WORK TO COMPLETE: From the line that holds "Convert this document image to plain text." to the last line of the data, copy everything exactly; leave out all the rest.

[Records contained in a dataset]
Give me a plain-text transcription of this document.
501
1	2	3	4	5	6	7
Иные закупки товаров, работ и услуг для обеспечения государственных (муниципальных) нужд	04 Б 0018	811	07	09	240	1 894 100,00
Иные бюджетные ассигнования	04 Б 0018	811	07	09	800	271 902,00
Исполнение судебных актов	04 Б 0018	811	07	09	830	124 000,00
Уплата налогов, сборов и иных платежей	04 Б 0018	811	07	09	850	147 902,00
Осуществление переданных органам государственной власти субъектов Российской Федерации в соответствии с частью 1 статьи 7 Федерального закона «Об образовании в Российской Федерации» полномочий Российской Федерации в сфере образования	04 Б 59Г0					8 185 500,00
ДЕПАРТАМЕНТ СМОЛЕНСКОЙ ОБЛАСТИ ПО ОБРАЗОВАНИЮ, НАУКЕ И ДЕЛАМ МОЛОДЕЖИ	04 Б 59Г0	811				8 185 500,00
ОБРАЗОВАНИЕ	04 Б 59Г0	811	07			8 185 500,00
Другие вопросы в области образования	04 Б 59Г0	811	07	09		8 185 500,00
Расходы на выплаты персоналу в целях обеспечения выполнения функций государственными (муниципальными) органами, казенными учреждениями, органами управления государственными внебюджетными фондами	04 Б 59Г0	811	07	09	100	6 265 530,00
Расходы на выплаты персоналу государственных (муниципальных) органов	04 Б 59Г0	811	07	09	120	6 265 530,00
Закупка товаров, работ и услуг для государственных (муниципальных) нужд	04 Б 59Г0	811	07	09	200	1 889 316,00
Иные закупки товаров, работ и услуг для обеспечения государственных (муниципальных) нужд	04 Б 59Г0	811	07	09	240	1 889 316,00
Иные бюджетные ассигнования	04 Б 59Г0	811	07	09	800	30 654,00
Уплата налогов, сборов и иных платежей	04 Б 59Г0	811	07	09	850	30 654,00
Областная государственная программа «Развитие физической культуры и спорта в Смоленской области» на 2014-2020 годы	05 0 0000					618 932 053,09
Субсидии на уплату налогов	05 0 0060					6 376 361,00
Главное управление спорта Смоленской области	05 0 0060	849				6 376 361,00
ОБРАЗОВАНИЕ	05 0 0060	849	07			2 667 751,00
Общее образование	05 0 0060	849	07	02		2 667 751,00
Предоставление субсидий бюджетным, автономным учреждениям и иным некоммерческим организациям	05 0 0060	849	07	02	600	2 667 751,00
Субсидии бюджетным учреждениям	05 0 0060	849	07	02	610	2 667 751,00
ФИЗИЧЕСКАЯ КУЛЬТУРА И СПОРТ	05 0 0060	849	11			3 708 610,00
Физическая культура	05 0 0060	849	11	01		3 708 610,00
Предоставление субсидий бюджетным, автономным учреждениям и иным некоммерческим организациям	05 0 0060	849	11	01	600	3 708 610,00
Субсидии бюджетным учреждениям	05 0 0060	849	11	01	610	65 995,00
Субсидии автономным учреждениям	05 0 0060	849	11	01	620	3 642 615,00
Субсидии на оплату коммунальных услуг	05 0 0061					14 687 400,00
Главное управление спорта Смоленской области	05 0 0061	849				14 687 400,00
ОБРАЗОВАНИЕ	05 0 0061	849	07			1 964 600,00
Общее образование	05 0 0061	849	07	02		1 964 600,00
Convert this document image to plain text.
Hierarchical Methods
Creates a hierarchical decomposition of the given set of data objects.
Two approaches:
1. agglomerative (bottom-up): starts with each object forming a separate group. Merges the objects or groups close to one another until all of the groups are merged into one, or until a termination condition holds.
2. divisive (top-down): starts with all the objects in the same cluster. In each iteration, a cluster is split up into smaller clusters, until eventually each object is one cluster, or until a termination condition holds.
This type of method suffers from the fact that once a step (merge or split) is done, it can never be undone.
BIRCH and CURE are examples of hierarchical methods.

THE SOLUTION:
Convert this document image to plain text.
Hierarchical Methods
Creates a hierarchical decomposition of the given set of data objects.
Two approaches:
1. agglomerative (bottom-up): starts with each object forming a separate group. Merges the objects or groups close to one another until all of the groups are merged into one, or until a termination condition holds.
2. divisive (top-down): starts with all the objects in the same cluster. In each iteration, a cluster is split up into smaller clusters, until eventually each object is one cluster, or until a termination condition holds.
This type of method suffers from the fact that once a step (merge or split) is done, it can never be undone.
BIRCH and CURE are examples of hierarchical methods.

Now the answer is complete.